▶ WRITTEN PROBLEM
Repeat the material in full. Keep every line exactly as it is.

[Data records]
— START —
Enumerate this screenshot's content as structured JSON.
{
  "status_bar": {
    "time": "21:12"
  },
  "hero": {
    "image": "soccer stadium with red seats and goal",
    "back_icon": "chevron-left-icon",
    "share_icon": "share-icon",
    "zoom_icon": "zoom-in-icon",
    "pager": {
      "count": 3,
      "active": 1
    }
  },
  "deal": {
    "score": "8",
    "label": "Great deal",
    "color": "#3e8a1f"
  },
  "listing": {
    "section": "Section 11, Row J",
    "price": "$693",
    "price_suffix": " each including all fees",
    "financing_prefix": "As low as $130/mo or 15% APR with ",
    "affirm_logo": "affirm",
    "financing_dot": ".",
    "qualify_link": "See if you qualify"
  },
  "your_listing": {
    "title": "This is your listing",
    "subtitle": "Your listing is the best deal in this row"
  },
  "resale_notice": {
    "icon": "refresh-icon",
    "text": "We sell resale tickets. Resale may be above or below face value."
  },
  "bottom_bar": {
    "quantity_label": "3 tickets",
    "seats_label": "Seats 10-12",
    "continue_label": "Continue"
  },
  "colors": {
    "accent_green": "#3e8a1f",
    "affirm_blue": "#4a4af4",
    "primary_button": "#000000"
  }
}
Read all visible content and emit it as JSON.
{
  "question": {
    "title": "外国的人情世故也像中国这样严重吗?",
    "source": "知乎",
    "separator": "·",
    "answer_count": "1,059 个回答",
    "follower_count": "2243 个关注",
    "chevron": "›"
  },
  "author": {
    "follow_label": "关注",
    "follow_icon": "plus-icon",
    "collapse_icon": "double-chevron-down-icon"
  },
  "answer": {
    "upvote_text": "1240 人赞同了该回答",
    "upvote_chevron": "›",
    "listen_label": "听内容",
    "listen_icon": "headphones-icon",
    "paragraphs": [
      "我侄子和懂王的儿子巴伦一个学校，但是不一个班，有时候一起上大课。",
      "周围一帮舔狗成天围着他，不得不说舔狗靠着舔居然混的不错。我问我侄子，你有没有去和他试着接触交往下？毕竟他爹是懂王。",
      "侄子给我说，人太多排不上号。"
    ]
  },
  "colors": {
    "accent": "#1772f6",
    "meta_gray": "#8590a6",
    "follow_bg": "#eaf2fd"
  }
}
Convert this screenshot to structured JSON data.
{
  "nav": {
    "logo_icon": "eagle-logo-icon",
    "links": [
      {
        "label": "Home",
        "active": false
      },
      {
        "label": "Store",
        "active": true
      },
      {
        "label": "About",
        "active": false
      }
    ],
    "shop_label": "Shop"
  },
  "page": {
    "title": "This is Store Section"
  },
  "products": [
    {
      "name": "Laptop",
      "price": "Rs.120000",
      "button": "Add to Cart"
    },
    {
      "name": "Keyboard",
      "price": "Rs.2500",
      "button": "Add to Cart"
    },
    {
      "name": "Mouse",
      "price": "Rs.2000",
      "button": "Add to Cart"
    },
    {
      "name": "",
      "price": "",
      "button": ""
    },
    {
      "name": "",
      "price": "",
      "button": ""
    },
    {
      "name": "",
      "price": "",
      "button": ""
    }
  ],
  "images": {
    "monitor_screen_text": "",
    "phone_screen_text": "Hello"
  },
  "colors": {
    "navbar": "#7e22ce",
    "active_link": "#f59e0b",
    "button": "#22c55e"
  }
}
— END —
▶ EXERCISE RESPONSE
Enumerate this screenshot's content as structured JSON.
{
  "status_bar": {
    "time": "21:12"
  },
  "hero": {
    "image": "soccer stadium with red seats and goal",
    "back_icon": "chevron-left-icon",
    "share_icon": "share-icon",
    "zoom_icon": "zoom-in-icon",
    "pager": {
      "count": 3,
      "active": 1
    }
  },
  "deal": {
    "score": "8",
    "label": "Great deal",
    "color": "#3e8a1f"
  },
  "listing": {
    "section": "Section 11, Row J",
    "price": "$693",
    "price_suffix": " each including all fees",
    "financing_prefix": "As low as $130/mo or 15% APR with ",
    "affirm_logo": "affirm",
    "financing_dot": ".",
    "qualify_link": "See if you qualify"
  },
  "your_listing": {
    "title": "This is your listing",
    "subtitle": "Your listing is the best deal in this row"
  },
  "resale_notice": {
    "icon": "refresh-icon",
    "text": "We sell resale tickets. Resale may be above or below face value."
  },
  "bottom_bar": {
    "quantity_label": "3 tickets",
    "seats_label": "Seats 10-12",
    "continue_label": "Continue"
  },
  "colors": {
    "accent_green": "#3e8a1f",
    "affirm_blue": "#4a4af4",
    "primary_button": "#000000"
  }
}
Read all visible content and emit it as JSON.
{
  "question": {
    "title": "外国的人情世故也像中国这样严重吗?",
    "source": "知乎",
    "separator": "·",
    "answer_count": "1,059 个回答",
    "follower_count": "2243 个关注",
    "chevron": "›"
  },
  "author": {
    "follow_label": "关注",
    "follow_icon": "plus-icon",
    "collapse_icon": "double-chevron-down-icon"
  },
  "answer": {
    "upvote_text": "1240 人赞同了该回答",
    "upvote_chevron": "›",
    "listen_label": "听内容",
    "listen_icon": "headphones-icon",
    "paragraphs": [
      "我侄子和懂王的儿子巴伦一个学校，但是不一个班，有时候一起上大课。",
      "周围一帮舔狗成天围着他，不得不说舔狗靠着舔居然混的不错。我问我侄子，你有没有去和他试着接触交往下？毕竟他爹是懂王。",
      "侄子给我说，人太多排不上号。"
    ]
  },
  "colors": {
    "accent": "#1772f6",
    "meta_gray": "#8590a6",
    "follow_bg": "#eaf2fd"
  }
}
Convert this screenshot to structured JSON data.
{
  "nav": {
    "logo_icon": "eagle-logo-icon",
    "links": [
      {
        "label": "Home",
        "active": false
      },
      {
        "label": "Store",
        "active": true
      },
      {
        "label": "About",
        "active": false
      }
    ],
    "shop_label": "Shop"
  },
  "page": {
    "title": "This is Store Section"
  },
  "products": [
    {
      "name": "Laptop",
      "price": "Rs.120000",
      "button": "Add to Cart"
    },
    {
      "name": "Keyboard",
      "price": "Rs.2500",
      "button": "Add to Cart"
    },
    {
      "name": "Mouse",
      "price": "Rs.2000",
      "button": "Add to Cart"
    },
    {
      "name": "",
      "price": "",
      "button": ""
    },
    {
      "name": "",
      "price": "",
      "button": ""
    },
    {
      "name": "",
      "price": "",
      "button": ""
    }
  ],
  "images": {
    "monitor_screen_text": "",
    "phone_screen_text": "Hello"
  },
  "colors": {
    "navbar": "#7e22ce",
    "active_link": "#f59e0b",
    "button": "#22c55e"
  }
}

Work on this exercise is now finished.